• **Part of a data file**
* * *

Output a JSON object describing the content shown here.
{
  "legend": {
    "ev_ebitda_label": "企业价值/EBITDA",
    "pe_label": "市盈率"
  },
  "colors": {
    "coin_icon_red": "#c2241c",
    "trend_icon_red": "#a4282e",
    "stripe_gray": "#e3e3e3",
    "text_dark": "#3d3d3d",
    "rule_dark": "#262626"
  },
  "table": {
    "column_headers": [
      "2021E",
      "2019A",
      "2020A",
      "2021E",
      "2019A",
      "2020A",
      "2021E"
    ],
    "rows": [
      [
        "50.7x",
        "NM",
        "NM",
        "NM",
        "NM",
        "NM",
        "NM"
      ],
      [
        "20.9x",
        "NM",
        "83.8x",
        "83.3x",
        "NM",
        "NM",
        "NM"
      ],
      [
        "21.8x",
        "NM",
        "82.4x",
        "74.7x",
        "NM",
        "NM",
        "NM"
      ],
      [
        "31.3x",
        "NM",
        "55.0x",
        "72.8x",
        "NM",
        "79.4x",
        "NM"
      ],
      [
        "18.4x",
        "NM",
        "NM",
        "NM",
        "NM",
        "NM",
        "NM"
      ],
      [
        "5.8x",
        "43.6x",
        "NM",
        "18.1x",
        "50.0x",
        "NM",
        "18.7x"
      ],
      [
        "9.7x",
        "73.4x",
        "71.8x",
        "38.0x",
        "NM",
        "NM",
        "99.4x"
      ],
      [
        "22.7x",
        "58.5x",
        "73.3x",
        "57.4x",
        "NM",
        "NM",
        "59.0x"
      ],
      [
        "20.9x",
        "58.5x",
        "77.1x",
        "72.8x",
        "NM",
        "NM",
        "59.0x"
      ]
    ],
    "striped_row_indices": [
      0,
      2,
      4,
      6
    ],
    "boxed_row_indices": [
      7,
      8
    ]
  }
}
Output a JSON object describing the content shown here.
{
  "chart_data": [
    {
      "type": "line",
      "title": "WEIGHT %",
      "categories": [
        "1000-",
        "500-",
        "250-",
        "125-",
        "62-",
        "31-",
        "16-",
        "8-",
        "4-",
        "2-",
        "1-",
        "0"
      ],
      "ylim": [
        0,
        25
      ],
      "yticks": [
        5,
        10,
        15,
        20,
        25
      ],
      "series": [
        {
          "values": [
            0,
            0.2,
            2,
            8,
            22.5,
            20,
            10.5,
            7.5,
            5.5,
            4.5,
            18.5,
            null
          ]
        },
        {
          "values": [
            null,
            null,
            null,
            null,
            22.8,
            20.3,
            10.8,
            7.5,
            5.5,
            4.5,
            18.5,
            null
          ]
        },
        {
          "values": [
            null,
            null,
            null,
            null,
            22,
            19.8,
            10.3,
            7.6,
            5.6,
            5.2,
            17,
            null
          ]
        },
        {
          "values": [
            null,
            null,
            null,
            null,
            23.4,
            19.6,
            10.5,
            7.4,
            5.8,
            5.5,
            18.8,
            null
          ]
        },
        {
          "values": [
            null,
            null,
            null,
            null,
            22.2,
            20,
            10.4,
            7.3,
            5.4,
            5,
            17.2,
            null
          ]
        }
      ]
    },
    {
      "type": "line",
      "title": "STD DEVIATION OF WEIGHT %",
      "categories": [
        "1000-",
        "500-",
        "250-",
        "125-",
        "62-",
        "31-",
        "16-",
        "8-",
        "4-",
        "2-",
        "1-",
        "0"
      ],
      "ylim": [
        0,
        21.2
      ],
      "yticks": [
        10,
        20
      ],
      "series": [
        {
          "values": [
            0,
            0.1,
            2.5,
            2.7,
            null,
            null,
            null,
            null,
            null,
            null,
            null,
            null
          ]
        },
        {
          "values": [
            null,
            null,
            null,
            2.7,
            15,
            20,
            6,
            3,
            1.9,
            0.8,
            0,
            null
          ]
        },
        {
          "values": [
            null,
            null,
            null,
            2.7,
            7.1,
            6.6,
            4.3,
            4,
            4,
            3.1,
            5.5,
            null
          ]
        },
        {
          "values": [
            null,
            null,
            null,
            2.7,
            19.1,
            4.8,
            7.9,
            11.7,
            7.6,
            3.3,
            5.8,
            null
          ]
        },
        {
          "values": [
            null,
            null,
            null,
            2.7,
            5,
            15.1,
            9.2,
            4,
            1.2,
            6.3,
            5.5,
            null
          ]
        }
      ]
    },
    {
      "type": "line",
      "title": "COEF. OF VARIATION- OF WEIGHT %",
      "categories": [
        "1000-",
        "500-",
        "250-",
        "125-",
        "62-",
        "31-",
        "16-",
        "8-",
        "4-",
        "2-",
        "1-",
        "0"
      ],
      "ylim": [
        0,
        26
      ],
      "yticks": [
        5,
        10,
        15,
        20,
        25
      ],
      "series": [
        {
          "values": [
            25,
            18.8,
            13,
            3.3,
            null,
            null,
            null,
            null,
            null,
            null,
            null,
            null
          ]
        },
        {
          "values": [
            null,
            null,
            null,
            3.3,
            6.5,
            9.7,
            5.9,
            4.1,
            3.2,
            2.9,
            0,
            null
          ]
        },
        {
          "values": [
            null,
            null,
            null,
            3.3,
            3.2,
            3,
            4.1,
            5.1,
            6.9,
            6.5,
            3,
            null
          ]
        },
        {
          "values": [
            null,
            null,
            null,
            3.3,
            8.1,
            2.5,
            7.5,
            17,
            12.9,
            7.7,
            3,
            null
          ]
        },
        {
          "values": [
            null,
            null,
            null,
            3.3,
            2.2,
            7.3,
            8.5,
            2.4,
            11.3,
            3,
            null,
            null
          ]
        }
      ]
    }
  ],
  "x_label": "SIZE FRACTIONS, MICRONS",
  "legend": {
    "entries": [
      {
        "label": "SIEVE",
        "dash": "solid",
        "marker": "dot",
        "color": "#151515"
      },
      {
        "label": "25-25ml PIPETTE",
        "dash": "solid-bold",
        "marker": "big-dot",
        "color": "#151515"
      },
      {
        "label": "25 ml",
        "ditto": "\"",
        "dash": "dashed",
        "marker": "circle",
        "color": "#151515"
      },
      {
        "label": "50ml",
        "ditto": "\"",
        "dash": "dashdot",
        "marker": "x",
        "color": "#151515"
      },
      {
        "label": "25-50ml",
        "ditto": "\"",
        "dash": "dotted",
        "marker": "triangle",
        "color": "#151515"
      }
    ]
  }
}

* * *

• **Problem to work on**
Give an exact repetition of all the material.

• **Worked solution**
Output a JSON object describing the content shown here.
{
  "legend": {
    "ev_ebitda_label": "企业价值/EBITDA",
    "pe_label": "市盈率"
  },
  "colors": {
    "coin_icon_red": "#c2241c",
    "trend_icon_red": "#a4282e",
    "stripe_gray": "#e3e3e3",
    "text_dark": "#3d3d3d",
    "rule_dark": "#262626"
  },
  "table": {
    "column_headers": [
      "2021E",
      "2019A",
      "2020A",
      "2021E",
      "2019A",
      "2020A",
      "2021E"
    ],
    "rows": [
      [
        "50.7x",
        "NM",
        "NM",
        "NM",
        "NM",
        "NM",
        "NM"
      ],
      [
        "20.9x",
        "NM",
        "83.8x",
        "83.3x",
        "NM",
        "NM",
        "NM"
      ],
      [
        "21.8x",
        "NM",
        "82.4x",
        "74.7x",
        "NM",
        "NM",
        "NM"
      ],
      [
        "31.3x",
        "NM",
        "55.0x",
        "72.8x",
        "NM",
        "79.4x",
        "NM"
      ],
      [
        "18.4x",
        "NM",
        "NM",
        "NM",
        "NM",
        "NM",
        "NM"
      ],
      [
        "5.8x",
        "43.6x",
        "NM",
        "18.1x",
        "50.0x",
        "NM",
        "18.7x"
      ],
      [
        "9.7x",
        "73.4x",
        "71.8x",
        "38.0x",
        "NM",
        "NM",
        "99.4x"
      ],
      [
        "22.7x",
        "58.5x",
        "73.3x",
        "57.4x",
        "NM",
        "NM",
        "59.0x"
      ],
      [
        "20.9x",
        "58.5x",
        "77.1x",
        "72.8x",
        "NM",
        "NM",
        "59.0x"
      ]
    ],
    "striped_row_indices": [
      0,
      2,
      4,
      6
    ],
    "boxed_row_indices": [
      7,
      8
    ]
  }
}
Output a JSON object describing the content shown here.
{
  "chart_data": [
    {
      "type": "line",
      "title": "WEIGHT %",
      "categories": [
        "1000-",
        "500-",
        "250-",
        "125-",
        "62-",
        "31-",
        "16-",
        "8-",
        "4-",
        "2-",
        "1-",
        "0"
      ],
      "ylim": [
        0,
        25
      ],
      "yticks": [
        5,
        10,
        15,
        20,
        25
      ],
      "series": [
        {
          "values": [
            0,
            0.2,
            2,
            8,
            22.5,
            20,
            10.5,
            7.5,
            5.5,
            4.5,
            18.5,
            null
          ]
        },
        {
          "values": [
            null,
            null,
            null,
            null,
            22.8,
            20.3,
            10.8,
            7.5,
            5.5,
            4.5,
            18.5,
            null
          ]
        },
        {
          "values": [
            null,
            null,
            null,
            null,
            22,
            19.8,
            10.3,
            7.6,
            5.6,
            5.2,
            17,
            null
          ]
        },
        {
          "values": [
            null,
            null,
            null,
            null,
            23.4,
            19.6,
            10.5,
            7.4,
            5.8,
            5.5,
            18.8,
            null
          ]
        },
        {
          "values": [
            null,
            null,
            null,
            null,
            22.2,
            20,
            10.4,
            7.3,
            5.4,
            5,
            17.2,
            null
          ]
        }
      ]
    },
    {
      "type": "line",
      "title": "STD DEVIATION OF WEIGHT %",
      "categories": [
        "1000-",
        "500-",
        "250-",
        "125-",
        "62-",
        "31-",
        "16-",
        "8-",
        "4-",
        "2-",
        "1-",
        "0"
      ],
      "ylim": [
        0,
        21.2
      ],
      "yticks": [
        10,
        20
      ],
      "series": [
        {
          "values": [
            0,
            0.1,
            2.5,
            2.7,
            null,
            null,
            null,
            null,
            null,
            null,
            null,
            null
          ]
        },
        {
          "values": [
            null,
            null,
            null,
            2.7,
            15,
            20,
            6,
            3,
            1.9,
            0.8,
            0,
            null
          ]
        },
        {
          "values": [
            null,
            null,
            null,
            2.7,
            7.1,
            6.6,
            4.3,
            4,
            4,
            3.1,
            5.5,
            null
          ]
        },
        {
          "values": [
            null,
            null,
            null,
            2.7,
            19.1,
            4.8,
            7.9,
            11.7,
            7.6,
            3.3,
            5.8,
            null
          ]
        },
        {
          "values": [
            null,
            null,
            null,
            2.7,
            5,
            15.1,
            9.2,
            4,
            1.2,
            6.3,
            5.5,
            null
          ]
        }
      ]
    },
    {
      "type": "line",
      "title": "COEF. OF VARIATION- OF WEIGHT %",
      "categories": [
        "1000-",
        "500-",
        "250-",
        "125-",
        "62-",
        "31-",
        "16-",
        "8-",
        "4-",
        "2-",
        "1-",
        "0"
      ],
      "ylim": [
        0,
        26
      ],
      "yticks": [
        5,
        10,
        15,
        20,
        25
      ],
      "series": [
        {
          "values": [
            25,
            18.8,
            13,
            3.3,
            null,
            null,
            null,
            null,
            null,
            null,
            null,
            null
          ]
        },
        {
          "values": [
            null,
            null,
            null,
            3.3,
            6.5,
            9.7,
            5.9,
            4.1,
            3.2,
            2.9,
            0,
            null
          ]
        },
        {
          "values": [
            null,
            null,
            null,
            3.3,
            3.2,
            3,
            4.1,
            5.1,
            6.9,
            6.5,
            3,
            null
          ]
        },
        {
          "values": [
            null,
            null,
            null,
            3.3,
            8.1,
            2.5,
            7.5,
            17,
            12.9,
            7.7,
            3,
            null
          ]
        },
        {
          "values": [
            null,
            null,
            null,
            3.3,
            2.2,
            7.3,
            8.5,
            2.4,
            11.3,
            3,
            null,
            null
          ]
        }
      ]
    }
  ],
  "x_label": "SIZE FRACTIONS, MICRONS",
  "legend": {
    "entries": [
      {
        "label": "SIEVE",
        "dash": "solid",
        "marker": "dot",
        "color": "#151515"
      },
      {
        "label": "25-25ml PIPETTE",
        "dash": "solid-bold",
        "marker": "big-dot",
        "color": "#151515"
      },
      {
        "label": "25 ml",
        "ditto": "\"",
        "dash": "dashed",
        "marker": "circle",
        "color": "#151515"
      },
      {
        "label": "50ml",
        "ditto": "\"",
        "dash": "dashdot",
        "marker": "x",
        "color": "#151515"
      },
      {
        "label": "25-50ml",
        "ditto": "\"",
        "dash": "dotted",
        "marker": "triangle",
        "color": "#151515"
      }
    ]
  }
}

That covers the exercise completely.